> _What this task involves_: Transcribe the material in full, exactly as written.

> _Exercise materials_:
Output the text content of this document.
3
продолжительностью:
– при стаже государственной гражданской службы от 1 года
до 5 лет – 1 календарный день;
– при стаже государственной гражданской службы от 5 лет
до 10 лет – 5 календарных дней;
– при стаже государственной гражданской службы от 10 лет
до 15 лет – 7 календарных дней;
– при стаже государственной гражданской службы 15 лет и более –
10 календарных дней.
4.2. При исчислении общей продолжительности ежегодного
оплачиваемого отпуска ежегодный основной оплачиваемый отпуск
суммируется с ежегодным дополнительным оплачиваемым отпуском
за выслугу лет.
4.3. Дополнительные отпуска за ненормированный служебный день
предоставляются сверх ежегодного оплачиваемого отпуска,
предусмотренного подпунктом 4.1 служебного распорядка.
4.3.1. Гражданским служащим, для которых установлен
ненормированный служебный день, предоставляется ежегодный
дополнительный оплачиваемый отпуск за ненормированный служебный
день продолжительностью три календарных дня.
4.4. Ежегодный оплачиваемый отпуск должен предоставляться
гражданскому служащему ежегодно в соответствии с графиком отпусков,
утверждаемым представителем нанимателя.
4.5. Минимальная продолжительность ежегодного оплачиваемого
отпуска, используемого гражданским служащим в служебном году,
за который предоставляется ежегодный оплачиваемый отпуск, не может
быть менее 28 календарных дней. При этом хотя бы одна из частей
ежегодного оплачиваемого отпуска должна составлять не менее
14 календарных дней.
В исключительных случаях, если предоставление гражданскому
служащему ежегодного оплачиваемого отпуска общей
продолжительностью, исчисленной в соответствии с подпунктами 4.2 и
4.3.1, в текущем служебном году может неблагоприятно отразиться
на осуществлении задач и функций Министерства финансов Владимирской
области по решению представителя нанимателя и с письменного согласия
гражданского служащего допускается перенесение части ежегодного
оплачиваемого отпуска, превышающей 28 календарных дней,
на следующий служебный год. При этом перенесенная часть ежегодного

> _Worked solution_:
Output the text content of this document.
3
продолжительностью:
– при стаже государственной гражданской службы от 1 года
до 5 лет – 1 календарный день;
– при стаже государственной гражданской службы от 5 лет
до 10 лет – 5 календарных дней;
– при стаже государственной гражданской службы от 10 лет
до 15 лет – 7 календарных дней;
– при стаже государственной гражданской службы 15 лет и более –
10 календарных дней.
4.2. При исчислении общей продолжительности ежегодного
оплачиваемого отпуска ежегодный основной оплачиваемый отпуск
суммируется с ежегодным дополнительным оплачиваемым отпуском
за выслугу лет.
4.3. Дополнительные отпуска за ненормированный служебный день
предоставляются сверх ежегодного оплачиваемого отпуска,
предусмотренного подпунктом 4.1 служебного распорядка.
4.3.1. Гражданским служащим, для которых установлен
ненормированный служебный день, предоставляется ежегодный
дополнительный оплачиваемый отпуск за ненормированный служебный
день продолжительностью три календарных дня.
4.4. Ежегодный оплачиваемый отпуск должен предоставляться
гражданскому служащему ежегодно в соответствии с графиком отпусков,
утверждаемым представителем нанимателя.
4.5. Минимальная продолжительность ежегодного оплачиваемого
отпуска, используемого гражданским служащим в служебном году,
за который предоставляется ежегодный оплачиваемый отпуск, не может
быть менее 28 календарных дней. При этом хотя бы одна из частей
ежегодного оплачиваемого отпуска должна составлять не менее
14 календарных дней.
В исключительных случаях, если предоставление гражданскому
служащему ежегодного оплачиваемого отпуска общей
продолжительностью, исчисленной в соответствии с подпунктами 4.2 и
4.3.1, в текущем служебном году может неблагоприятно отразиться
на осуществлении задач и функций Министерства финансов Владимирской
области по решению представителя нанимателя и с письменного согласия
гражданского служащего допускается перенесение части ежегодного
оплачиваемого отпуска, превышающей 28 календарных дней,
на следующий служебный год. При этом перенесенная часть ежегодного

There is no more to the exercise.